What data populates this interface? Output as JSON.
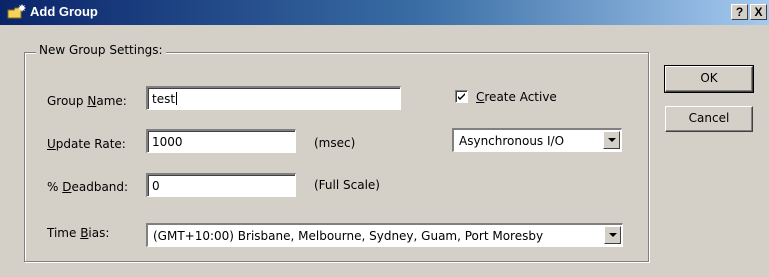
{
  "window": {
    "title": "Add Group",
    "help_label": "?",
    "close_label": "X"
  },
  "group": {
    "legend": "New Group Settings:",
    "name_label_pre": "Group ",
    "name_label_u": "N",
    "name_label_post": "ame:",
    "name_value": "test",
    "update_label_u": "U",
    "update_label_post": "pdate Rate:",
    "update_value": "1000",
    "update_unit": "(msec)",
    "deadband_label_pre": "% ",
    "deadband_label_u": "D",
    "deadband_label_post": "eadband:",
    "deadband_value": "0",
    "deadband_unit": "(Full Scale)",
    "timebias_label_pre": "Time ",
    "timebias_label_u": "B",
    "timebias_label_post": "ias:",
    "timebias_value": "(GMT+10:00) Brisbane, Melbourne, Sydney, Guam, Port Moresby",
    "create_active_u": "C",
    "create_active_post": "reate Active",
    "create_active_checked": true,
    "io_mode_value": "Asynchronous I/O"
  },
  "buttons": {
    "ok_label": "OK",
    "cancel_label": "Cancel"
  }
}
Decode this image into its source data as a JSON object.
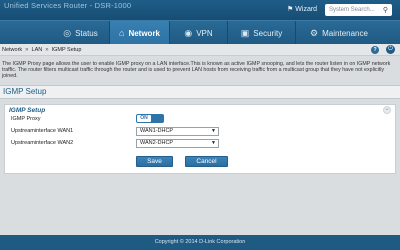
##########
(The problem):
Repeat each entry above word for word, leaving every picture out.

(Written response):
What data populates this interface? Output as JSON.
{
  "window": {
    "title": "Add Group",
    "help_label": "?",
    "close_label": "X"
  },
  "group": {
    "legend": "New Group Settings:",
    "name_label_pre": "Group ",
    "name_label_u": "N",
    "name_label_post": "ame:",
    "name_value": "test",
    "update_label_u": "U",
    "update_label_post": "pdate Rate:",
    "update_value": "1000",
    "update_unit": "(msec)",
    "deadband_label_pre": "% ",
    "deadband_label_u": "D",
    "deadband_label_post": "eadband:",
    "deadband_value": "0",
    "deadband_unit": "(Full Scale)",
    "timebias_label_pre": "Time ",
    "timebias_label_u": "B",
    "timebias_label_post": "ias:",
    "timebias_value": "(GMT+10:00) Brisbane, Melbourne, Sydney, Guam, Port Moresby",
    "create_active_u": "C",
    "create_active_post": "reate Active",
    "create_active_checked": true,
    "io_mode_value": "Asynchronous I/O"
  },
  "buttons": {
    "ok_label": "OK",
    "cancel_label": "Cancel"
  }
}
Decode this image into its source data as a JSON object.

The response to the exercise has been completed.